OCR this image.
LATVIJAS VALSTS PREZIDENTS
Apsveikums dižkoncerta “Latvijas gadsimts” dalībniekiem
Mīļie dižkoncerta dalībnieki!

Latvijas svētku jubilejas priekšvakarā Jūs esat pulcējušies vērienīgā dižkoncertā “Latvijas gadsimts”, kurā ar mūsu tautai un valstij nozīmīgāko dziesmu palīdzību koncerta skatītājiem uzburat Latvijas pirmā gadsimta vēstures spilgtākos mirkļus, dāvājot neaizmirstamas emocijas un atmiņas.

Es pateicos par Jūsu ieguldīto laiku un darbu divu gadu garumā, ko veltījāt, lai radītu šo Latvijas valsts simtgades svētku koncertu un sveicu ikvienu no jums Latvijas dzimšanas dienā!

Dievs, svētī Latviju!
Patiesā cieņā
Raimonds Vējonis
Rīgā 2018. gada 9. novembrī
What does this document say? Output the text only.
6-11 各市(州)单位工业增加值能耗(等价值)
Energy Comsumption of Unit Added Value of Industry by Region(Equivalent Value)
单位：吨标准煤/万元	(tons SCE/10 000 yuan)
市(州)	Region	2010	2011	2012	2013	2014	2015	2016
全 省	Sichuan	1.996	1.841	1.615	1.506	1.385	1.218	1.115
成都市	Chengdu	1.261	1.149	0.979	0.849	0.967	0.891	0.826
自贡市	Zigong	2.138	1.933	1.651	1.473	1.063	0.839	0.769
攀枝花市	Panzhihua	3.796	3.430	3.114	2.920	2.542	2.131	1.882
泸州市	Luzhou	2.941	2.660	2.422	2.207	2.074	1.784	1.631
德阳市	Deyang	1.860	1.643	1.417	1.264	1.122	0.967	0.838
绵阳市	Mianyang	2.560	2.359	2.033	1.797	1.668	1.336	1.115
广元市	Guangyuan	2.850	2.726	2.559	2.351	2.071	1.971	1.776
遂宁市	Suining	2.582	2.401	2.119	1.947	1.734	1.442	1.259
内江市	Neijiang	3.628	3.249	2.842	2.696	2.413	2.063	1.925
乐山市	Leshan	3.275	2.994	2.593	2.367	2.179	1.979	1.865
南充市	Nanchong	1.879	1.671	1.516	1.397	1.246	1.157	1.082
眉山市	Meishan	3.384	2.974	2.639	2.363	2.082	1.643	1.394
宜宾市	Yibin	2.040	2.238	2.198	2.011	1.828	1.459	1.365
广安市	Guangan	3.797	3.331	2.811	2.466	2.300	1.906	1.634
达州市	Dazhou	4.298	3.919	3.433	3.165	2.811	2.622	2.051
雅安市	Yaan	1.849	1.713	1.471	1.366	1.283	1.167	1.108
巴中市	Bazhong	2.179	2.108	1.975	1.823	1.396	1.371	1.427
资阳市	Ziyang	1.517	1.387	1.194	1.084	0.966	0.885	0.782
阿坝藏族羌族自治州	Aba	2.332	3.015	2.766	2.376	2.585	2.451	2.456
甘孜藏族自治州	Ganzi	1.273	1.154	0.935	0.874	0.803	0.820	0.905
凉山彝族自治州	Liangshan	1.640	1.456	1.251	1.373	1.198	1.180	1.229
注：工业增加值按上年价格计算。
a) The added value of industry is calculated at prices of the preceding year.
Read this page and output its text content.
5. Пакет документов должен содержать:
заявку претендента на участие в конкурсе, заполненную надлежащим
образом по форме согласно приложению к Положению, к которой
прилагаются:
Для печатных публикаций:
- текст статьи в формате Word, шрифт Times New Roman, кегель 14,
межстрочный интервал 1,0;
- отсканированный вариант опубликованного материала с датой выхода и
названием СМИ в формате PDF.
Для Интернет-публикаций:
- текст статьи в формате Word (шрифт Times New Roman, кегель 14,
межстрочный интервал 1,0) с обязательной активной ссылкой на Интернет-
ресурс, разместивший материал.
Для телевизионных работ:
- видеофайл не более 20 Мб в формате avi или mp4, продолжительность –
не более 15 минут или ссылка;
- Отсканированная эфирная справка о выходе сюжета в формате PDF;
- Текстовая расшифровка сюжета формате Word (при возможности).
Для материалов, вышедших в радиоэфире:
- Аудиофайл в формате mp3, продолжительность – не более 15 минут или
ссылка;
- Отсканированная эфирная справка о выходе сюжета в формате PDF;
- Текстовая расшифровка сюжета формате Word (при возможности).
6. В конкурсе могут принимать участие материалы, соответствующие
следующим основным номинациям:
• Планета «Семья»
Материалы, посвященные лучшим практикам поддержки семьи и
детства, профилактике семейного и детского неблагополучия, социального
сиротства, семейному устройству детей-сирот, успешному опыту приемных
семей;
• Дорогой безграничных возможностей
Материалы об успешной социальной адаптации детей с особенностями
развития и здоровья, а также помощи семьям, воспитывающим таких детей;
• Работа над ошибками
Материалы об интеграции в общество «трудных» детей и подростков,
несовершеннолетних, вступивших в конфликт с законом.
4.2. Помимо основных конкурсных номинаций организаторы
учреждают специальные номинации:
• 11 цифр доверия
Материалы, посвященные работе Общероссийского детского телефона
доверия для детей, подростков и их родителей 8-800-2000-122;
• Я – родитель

...

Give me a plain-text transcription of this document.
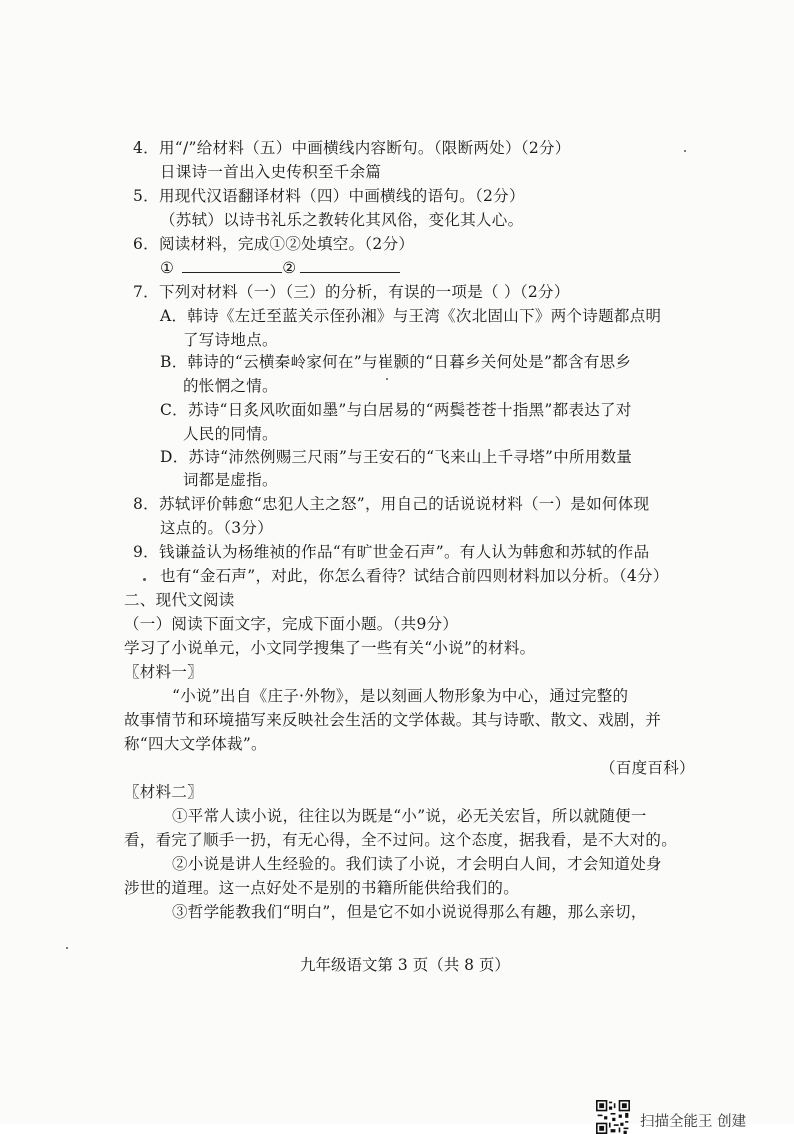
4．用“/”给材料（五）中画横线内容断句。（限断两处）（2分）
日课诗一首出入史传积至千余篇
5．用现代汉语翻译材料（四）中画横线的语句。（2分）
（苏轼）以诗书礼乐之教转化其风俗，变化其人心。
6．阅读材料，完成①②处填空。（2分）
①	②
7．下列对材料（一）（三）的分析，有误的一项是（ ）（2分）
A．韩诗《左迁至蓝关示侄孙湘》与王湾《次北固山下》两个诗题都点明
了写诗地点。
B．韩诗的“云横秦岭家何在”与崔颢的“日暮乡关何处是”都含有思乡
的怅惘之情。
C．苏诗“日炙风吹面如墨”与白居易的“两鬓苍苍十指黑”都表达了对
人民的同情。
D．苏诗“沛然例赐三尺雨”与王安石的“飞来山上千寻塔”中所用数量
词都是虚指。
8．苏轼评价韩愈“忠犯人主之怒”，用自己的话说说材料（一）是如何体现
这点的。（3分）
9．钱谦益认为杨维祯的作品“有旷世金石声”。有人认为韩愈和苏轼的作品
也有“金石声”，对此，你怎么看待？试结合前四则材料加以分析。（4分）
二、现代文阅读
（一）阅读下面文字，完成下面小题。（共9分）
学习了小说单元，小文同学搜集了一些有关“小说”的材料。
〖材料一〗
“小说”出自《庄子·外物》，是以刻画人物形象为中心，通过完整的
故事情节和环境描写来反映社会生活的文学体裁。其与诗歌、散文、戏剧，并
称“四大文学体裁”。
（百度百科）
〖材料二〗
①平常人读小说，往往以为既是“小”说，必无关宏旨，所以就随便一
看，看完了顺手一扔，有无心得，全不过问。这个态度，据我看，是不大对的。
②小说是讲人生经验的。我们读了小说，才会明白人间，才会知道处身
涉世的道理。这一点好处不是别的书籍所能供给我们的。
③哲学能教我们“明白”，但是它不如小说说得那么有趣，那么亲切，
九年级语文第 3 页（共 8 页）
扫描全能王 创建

* _WRITTEN INSTRUCTION_:
Which lines include the word "кегель"? Copy every one of them.

* _FULL ANSWER_:
- текст статьи в формате Word, шрифт Times New Roman, кегель 14,
- текст статьи в формате Word (шрифт Times New Roman, кегель 14,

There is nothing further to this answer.